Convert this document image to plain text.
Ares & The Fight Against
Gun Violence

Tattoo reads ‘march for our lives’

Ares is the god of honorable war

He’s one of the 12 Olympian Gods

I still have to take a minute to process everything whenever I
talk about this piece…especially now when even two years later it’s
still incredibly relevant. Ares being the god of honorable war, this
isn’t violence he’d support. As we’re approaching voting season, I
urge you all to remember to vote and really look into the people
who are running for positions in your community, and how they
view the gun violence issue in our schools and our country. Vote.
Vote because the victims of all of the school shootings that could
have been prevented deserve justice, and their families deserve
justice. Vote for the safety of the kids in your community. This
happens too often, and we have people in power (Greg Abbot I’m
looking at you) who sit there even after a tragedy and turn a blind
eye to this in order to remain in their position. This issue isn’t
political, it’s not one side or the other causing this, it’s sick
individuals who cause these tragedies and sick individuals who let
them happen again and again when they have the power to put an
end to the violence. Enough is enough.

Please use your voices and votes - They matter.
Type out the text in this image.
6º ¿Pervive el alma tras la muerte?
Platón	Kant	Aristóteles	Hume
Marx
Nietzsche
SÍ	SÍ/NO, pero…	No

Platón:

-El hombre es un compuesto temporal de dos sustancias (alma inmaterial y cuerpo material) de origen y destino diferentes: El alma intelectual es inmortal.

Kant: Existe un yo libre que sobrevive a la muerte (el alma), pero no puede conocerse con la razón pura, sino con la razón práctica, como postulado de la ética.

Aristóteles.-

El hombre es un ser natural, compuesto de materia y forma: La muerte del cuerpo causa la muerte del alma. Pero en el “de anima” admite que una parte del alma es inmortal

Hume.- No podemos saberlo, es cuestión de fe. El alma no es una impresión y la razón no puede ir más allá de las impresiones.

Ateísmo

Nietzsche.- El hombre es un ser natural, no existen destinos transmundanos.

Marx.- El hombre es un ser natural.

◆ **PROBLEM REQUIREMENTS**:
Please set down each line of the records exactly as given.

◆ **WRITTEN ANSWER**:
Convert this document image to plain text.
Ares & The Fight Against
Gun Violence

Tattoo reads ‘march for our lives’

Ares is the god of honorable war

He’s one of the 12 Olympian Gods

I still have to take a minute to process everything whenever I
talk about this piece…especially now when even two years later it’s
still incredibly relevant. Ares being the god of honorable war, this
isn’t violence he’d support. As we’re approaching voting season, I
urge you all to remember to vote and really look into the people
who are running for positions in your community, and how they
view the gun violence issue in our schools and our country. Vote.
Vote because the victims of all of the school shootings that could
have been prevented deserve justice, and their families deserve
justice. Vote for the safety of the kids in your community. This
happens too often, and we have people in power (Greg Abbot I’m
looking at you) who sit there even after a tragedy and turn a blind
eye to this in order to remain in their position. This issue isn’t
political, it’s not one side or the other causing this, it’s sick
individuals who cause these tragedies and sick individuals who let
them happen again and again when they have the power to put an
end to the violence. Enough is enough.

Please use your voices and votes - They matter.
Type out the text in this image.
6º ¿Pervive el alma tras la muerte?
Platón	Kant	Aristóteles	Hume
Marx
Nietzsche
SÍ	SÍ/NO, pero…	No

Platón:

-El hombre es un compuesto temporal de dos sustancias (alma inmaterial y cuerpo material) de origen y destino diferentes: El alma intelectual es inmortal.

Kant: Existe un yo libre que sobrevive a la muerte (el alma), pero no puede conocerse con la razón pura, sino con la razón práctica, como postulado de la ética.

Aristóteles.-

El hombre es un ser natural, compuesto de materia y forma: La muerte del cuerpo causa la muerte del alma. Pero en el “de anima” admite que una parte del alma es inmortal

Hume.- No podemos saberlo, es cuestión de fe. El alma no es una impresión y la razón no puede ir más allá de las impresiones.

Ateísmo

Nietzsche.- El hombre es un ser natural, no existen destinos transmundanos.

Marx.- El hombre es un ser natural.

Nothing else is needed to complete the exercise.